§ DATA FOR PROCESSING:
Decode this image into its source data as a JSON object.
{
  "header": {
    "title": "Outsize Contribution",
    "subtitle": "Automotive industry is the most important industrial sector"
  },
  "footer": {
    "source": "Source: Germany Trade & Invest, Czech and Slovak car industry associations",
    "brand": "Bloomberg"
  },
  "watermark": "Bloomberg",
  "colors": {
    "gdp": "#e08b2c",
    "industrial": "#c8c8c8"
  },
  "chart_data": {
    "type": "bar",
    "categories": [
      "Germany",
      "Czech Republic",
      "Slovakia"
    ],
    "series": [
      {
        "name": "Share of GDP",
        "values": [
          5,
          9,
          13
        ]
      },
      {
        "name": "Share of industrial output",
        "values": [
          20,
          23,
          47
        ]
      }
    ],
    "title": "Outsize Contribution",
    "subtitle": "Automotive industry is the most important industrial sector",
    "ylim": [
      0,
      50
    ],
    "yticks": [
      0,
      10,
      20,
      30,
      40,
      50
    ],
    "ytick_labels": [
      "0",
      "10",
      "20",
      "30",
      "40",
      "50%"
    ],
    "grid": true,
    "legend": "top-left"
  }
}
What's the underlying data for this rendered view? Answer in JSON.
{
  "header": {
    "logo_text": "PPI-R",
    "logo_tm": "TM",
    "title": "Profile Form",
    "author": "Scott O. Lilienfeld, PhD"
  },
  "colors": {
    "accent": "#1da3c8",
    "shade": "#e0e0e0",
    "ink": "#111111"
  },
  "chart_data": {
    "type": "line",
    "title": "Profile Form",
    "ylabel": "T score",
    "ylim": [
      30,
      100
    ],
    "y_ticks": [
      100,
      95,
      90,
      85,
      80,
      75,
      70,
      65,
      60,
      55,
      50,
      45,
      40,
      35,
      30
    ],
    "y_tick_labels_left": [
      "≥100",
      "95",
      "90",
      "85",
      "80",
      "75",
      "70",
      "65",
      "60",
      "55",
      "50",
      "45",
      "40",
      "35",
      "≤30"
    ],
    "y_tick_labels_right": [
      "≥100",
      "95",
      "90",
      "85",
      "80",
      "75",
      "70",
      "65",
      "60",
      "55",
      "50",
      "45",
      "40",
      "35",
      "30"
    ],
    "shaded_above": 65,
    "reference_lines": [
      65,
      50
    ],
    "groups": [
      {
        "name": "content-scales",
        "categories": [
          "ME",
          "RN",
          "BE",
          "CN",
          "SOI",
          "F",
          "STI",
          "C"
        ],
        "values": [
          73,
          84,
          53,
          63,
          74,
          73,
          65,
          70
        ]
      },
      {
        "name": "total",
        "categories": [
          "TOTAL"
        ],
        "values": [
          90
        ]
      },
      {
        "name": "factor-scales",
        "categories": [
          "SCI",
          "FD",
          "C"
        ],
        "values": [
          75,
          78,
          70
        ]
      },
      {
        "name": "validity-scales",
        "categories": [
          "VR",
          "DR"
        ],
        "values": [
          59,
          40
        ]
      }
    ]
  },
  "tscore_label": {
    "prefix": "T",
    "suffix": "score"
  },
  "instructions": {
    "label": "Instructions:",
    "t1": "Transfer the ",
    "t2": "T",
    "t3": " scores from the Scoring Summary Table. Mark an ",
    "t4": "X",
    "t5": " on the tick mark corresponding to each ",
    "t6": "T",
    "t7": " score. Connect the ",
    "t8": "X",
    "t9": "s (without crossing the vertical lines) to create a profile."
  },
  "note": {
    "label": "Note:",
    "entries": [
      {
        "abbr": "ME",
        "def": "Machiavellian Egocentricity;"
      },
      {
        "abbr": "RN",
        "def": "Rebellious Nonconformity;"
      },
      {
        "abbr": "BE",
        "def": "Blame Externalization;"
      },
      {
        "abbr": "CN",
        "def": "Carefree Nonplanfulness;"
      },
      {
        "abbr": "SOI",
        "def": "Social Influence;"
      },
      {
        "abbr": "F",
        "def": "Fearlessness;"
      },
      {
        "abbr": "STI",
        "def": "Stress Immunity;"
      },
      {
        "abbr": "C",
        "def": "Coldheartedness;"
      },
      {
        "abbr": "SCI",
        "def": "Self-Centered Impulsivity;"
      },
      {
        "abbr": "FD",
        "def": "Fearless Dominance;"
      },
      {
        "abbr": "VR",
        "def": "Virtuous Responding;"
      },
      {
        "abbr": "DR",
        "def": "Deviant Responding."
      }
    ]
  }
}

§ GOAL: Output each record precisely as given.

§ THE ANSWER:
Decode this image into its source data as a JSON object.
{
  "header": {
    "title": "Outsize Contribution",
    "subtitle": "Automotive industry is the most important industrial sector"
  },
  "footer": {
    "source": "Source: Germany Trade & Invest, Czech and Slovak car industry associations",
    "brand": "Bloomberg"
  },
  "watermark": "Bloomberg",
  "colors": {
    "gdp": "#e08b2c",
    "industrial": "#c8c8c8"
  },
  "chart_data": {
    "type": "bar",
    "categories": [
      "Germany",
      "Czech Republic",
      "Slovakia"
    ],
    "series": [
      {
        "name": "Share of GDP",
        "values": [
          5,
          9,
          13
        ]
      },
      {
        "name": "Share of industrial output",
        "values": [
          20,
          23,
          47
        ]
      }
    ],
    "title": "Outsize Contribution",
    "subtitle": "Automotive industry is the most important industrial sector",
    "ylim": [
      0,
      50
    ],
    "yticks": [
      0,
      10,
      20,
      30,
      40,
      50
    ],
    "ytick_labels": [
      "0",
      "10",
      "20",
      "30",
      "40",
      "50%"
    ],
    "grid": true,
    "legend": "top-left"
  }
}
What's the underlying data for this rendered view? Answer in JSON.
{
  "header": {
    "logo_text": "PPI-R",
    "logo_tm": "TM",
    "title": "Profile Form",
    "author": "Scott O. Lilienfeld, PhD"
  },
  "colors": {
    "accent": "#1da3c8",
    "shade": "#e0e0e0",
    "ink": "#111111"
  },
  "chart_data": {
    "type": "line",
    "title": "Profile Form",
    "ylabel": "T score",
    "ylim": [
      30,
      100
    ],
    "y_ticks": [
      100,
      95,
      90,
      85,
      80,
      75,
      70,
      65,
      60,
      55,
      50,
      45,
      40,
      35,
      30
    ],
    "y_tick_labels_left": [
      "≥100",
      "95",
      "90",
      "85",
      "80",
      "75",
      "70",
      "65",
      "60",
      "55",
      "50",
      "45",
      "40",
      "35",
      "≤30"
    ],
    "y_tick_labels_right": [
      "≥100",
      "95",
      "90",
      "85",
      "80",
      "75",
      "70",
      "65",
      "60",
      "55",
      "50",
      "45",
      "40",
      "35",
      "30"
    ],
    "shaded_above": 65,
    "reference_lines": [
      65,
      50
    ],
    "groups": [
      {
        "name": "content-scales",
        "categories": [
          "ME",
          "RN",
          "BE",
          "CN",
          "SOI",
          "F",
          "STI",
          "C"
        ],
        "values": [
          73,
          84,
          53,
          63,
          74,
          73,
          65,
          70
        ]
      },
      {
        "name": "total",
        "categories": [
          "TOTAL"
        ],
        "values": [
          90
        ]
      },
      {
        "name": "factor-scales",
        "categories": [
          "SCI",
          "FD",
          "C"
        ],
        "values": [
          75,
          78,
          70
        ]
      },
      {
        "name": "validity-scales",
        "categories": [
          "VR",
          "DR"
        ],
        "values": [
          59,
          40
        ]
      }
    ]
  },
  "tscore_label": {
    "prefix": "T",
    "suffix": "score"
  },
  "instructions": {
    "label": "Instructions:",
    "t1": "Transfer the ",
    "t2": "T",
    "t3": " scores from the Scoring Summary Table. Mark an ",
    "t4": "X",
    "t5": " on the tick mark corresponding to each ",
    "t6": "T",
    "t7": " score. Connect the ",
    "t8": "X",
    "t9": "s (without crossing the vertical lines) to create a profile."
  },
  "note": {
    "label": "Note:",
    "entries": [
      {
        "abbr": "ME",
        "def": "Machiavellian Egocentricity;"
      },
      {
        "abbr": "RN",
        "def": "Rebellious Nonconformity;"
      },
      {
        "abbr": "BE",
        "def": "Blame Externalization;"
      },
      {
        "abbr": "CN",
        "def": "Carefree Nonplanfulness;"
      },
      {
        "abbr": "SOI",
        "def": "Social Influence;"
      },
      {
        "abbr": "F",
        "def": "Fearlessness;"
      },
      {
        "abbr": "STI",
        "def": "Stress Immunity;"
      },
      {
        "abbr": "C",
        "def": "Coldheartedness;"
      },
      {
        "abbr": "SCI",
        "def": "Self-Centered Impulsivity;"
      },
      {
        "abbr": "FD",
        "def": "Fearless Dominance;"
      },
      {
        "abbr": "VR",
        "def": "Virtuous Responding;"
      },
      {
        "abbr": "DR",
        "def": "Deviant Responding."
      }
    ]
  }
}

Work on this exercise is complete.